• [Provided information]
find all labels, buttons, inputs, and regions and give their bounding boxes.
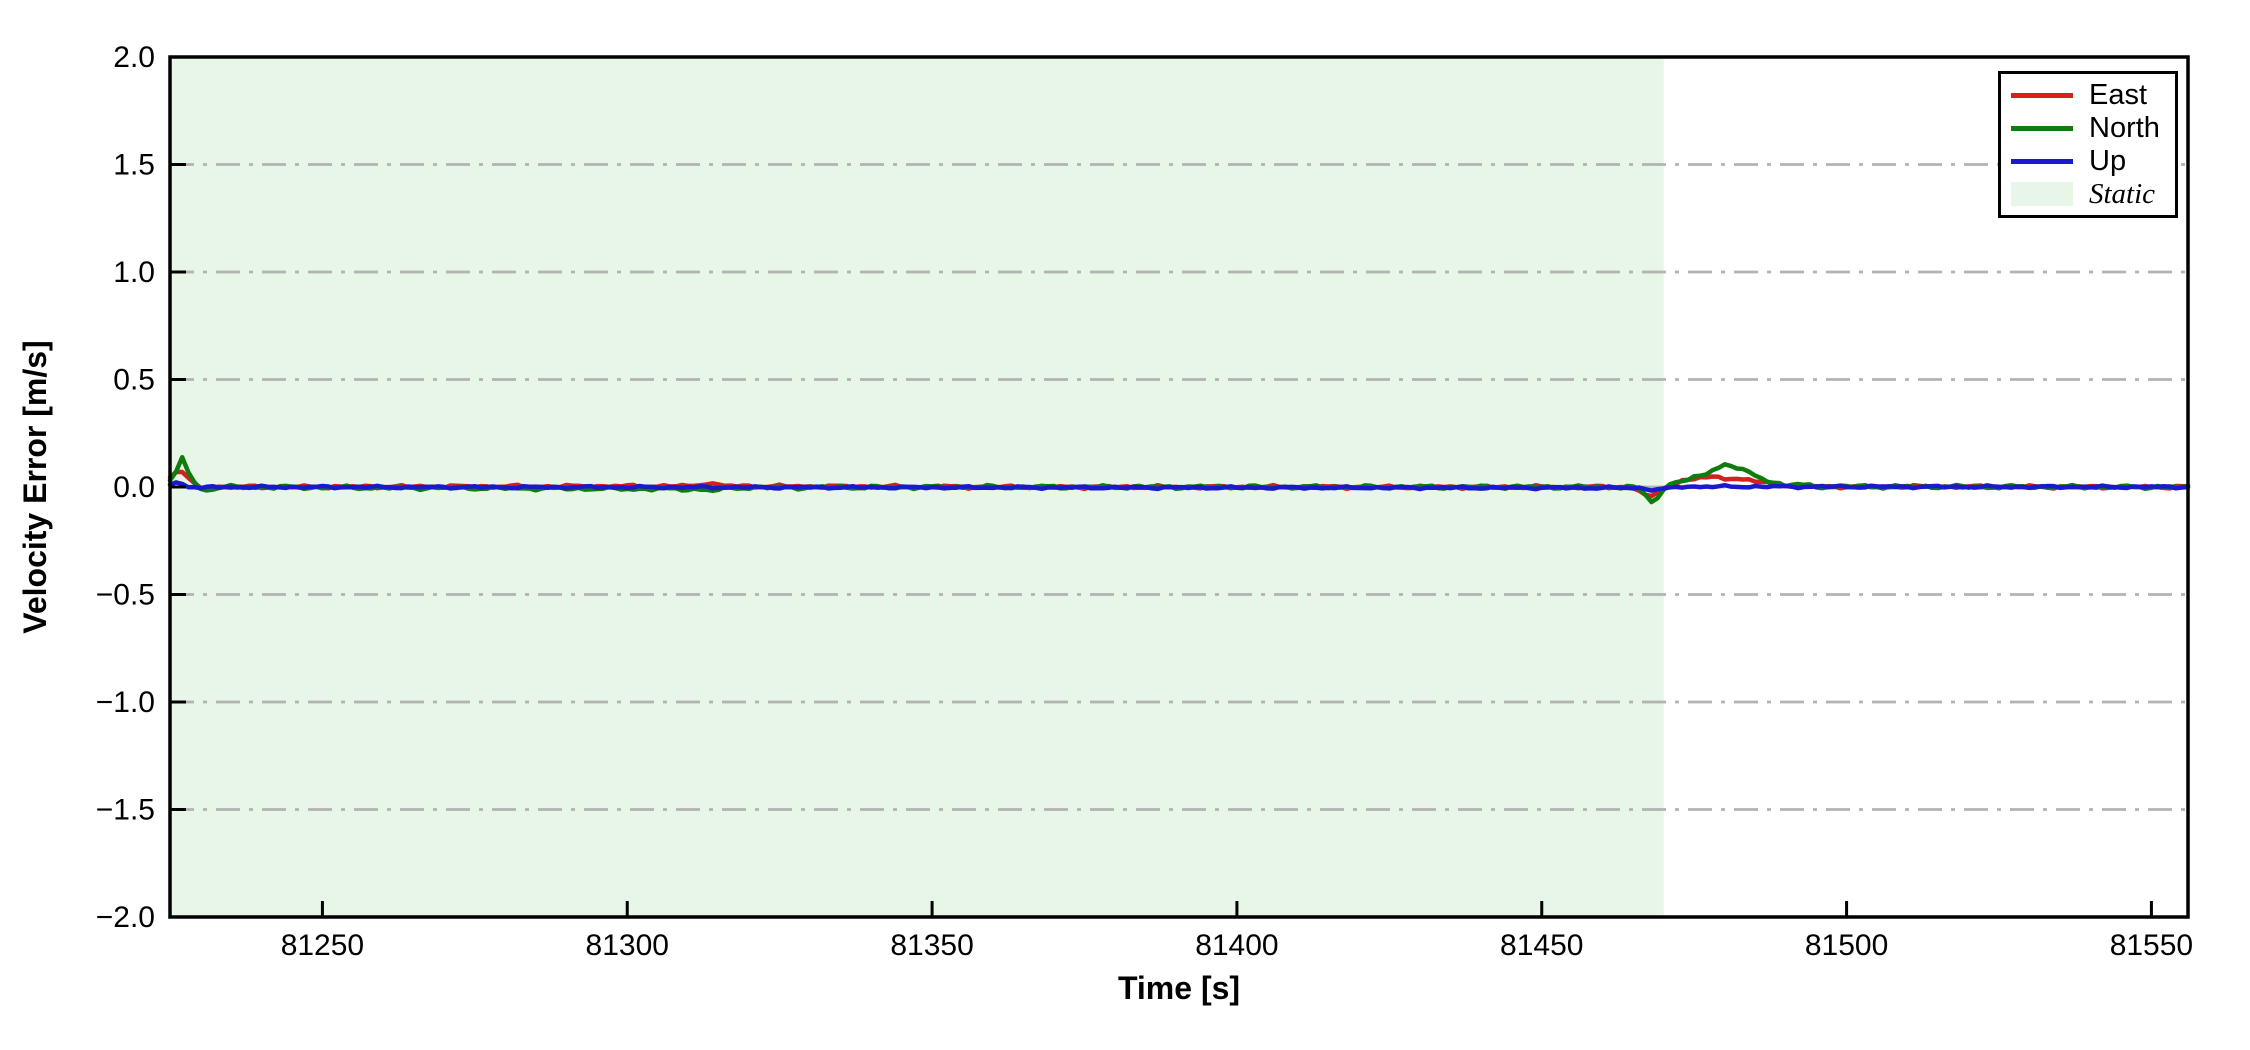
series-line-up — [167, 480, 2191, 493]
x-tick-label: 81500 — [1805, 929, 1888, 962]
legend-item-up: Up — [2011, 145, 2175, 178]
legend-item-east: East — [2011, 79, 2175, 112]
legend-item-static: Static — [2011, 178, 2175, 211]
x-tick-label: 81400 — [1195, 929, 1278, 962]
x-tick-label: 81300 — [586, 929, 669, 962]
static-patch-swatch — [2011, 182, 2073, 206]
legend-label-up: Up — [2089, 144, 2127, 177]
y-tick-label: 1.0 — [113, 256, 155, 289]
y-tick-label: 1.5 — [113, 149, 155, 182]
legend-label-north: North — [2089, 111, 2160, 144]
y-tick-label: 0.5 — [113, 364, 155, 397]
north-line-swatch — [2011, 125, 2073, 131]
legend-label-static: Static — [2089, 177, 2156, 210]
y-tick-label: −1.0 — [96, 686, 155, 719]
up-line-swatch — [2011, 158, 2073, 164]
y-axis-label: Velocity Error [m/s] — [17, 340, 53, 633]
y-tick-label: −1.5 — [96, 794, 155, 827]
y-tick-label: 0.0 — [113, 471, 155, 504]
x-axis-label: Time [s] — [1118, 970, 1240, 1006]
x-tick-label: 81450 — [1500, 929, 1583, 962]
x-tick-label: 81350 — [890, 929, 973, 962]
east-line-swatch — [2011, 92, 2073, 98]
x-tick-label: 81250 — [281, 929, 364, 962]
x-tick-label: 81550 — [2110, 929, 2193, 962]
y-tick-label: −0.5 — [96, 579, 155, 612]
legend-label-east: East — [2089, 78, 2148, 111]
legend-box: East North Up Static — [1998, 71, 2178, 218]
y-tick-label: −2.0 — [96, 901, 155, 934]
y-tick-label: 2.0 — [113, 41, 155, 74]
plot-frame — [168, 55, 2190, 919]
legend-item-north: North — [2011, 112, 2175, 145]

• [Required work] Can you copy out every line of the records above exactly as they appear, omitting the pictures?

• [Task response]
find all labels, buttons, inputs, and regions and give their bounding boxes.
series-line-up — [167, 480, 2191, 493]
x-tick-label: 81500 — [1805, 929, 1888, 962]
legend-item-up: Up — [2011, 145, 2175, 178]
legend-item-east: East — [2011, 79, 2175, 112]
legend-item-static: Static — [2011, 178, 2175, 211]
x-tick-label: 81400 — [1195, 929, 1278, 962]
x-tick-label: 81300 — [586, 929, 669, 962]
static-patch-swatch — [2011, 182, 2073, 206]
legend-label-up: Up — [2089, 144, 2127, 177]
y-tick-label: 1.0 — [113, 256, 155, 289]
y-tick-label: 1.5 — [113, 149, 155, 182]
legend-label-north: North — [2089, 111, 2160, 144]
y-tick-label: 0.5 — [113, 364, 155, 397]
north-line-swatch — [2011, 125, 2073, 131]
legend-label-static: Static — [2089, 177, 2156, 210]
y-tick-label: −1.0 — [96, 686, 155, 719]
up-line-swatch — [2011, 158, 2073, 164]
y-axis-label: Velocity Error [m/s] — [17, 340, 53, 633]
y-tick-label: −1.5 — [96, 794, 155, 827]
y-tick-label: 0.0 — [113, 471, 155, 504]
x-axis-label: Time [s] — [1118, 970, 1240, 1006]
x-tick-label: 81450 — [1500, 929, 1583, 962]
x-tick-label: 81350 — [890, 929, 973, 962]
east-line-swatch — [2011, 92, 2073, 98]
x-tick-label: 81250 — [281, 929, 364, 962]
x-tick-label: 81550 — [2110, 929, 2193, 962]
y-tick-label: −0.5 — [96, 579, 155, 612]
legend-label-east: East — [2089, 78, 2148, 111]
legend-box: East North Up Static — [1998, 71, 2178, 218]
y-tick-label: −2.0 — [96, 901, 155, 934]
y-tick-label: 2.0 — [113, 41, 155, 74]
plot-frame — [168, 55, 2190, 919]
legend-item-north: North — [2011, 112, 2175, 145]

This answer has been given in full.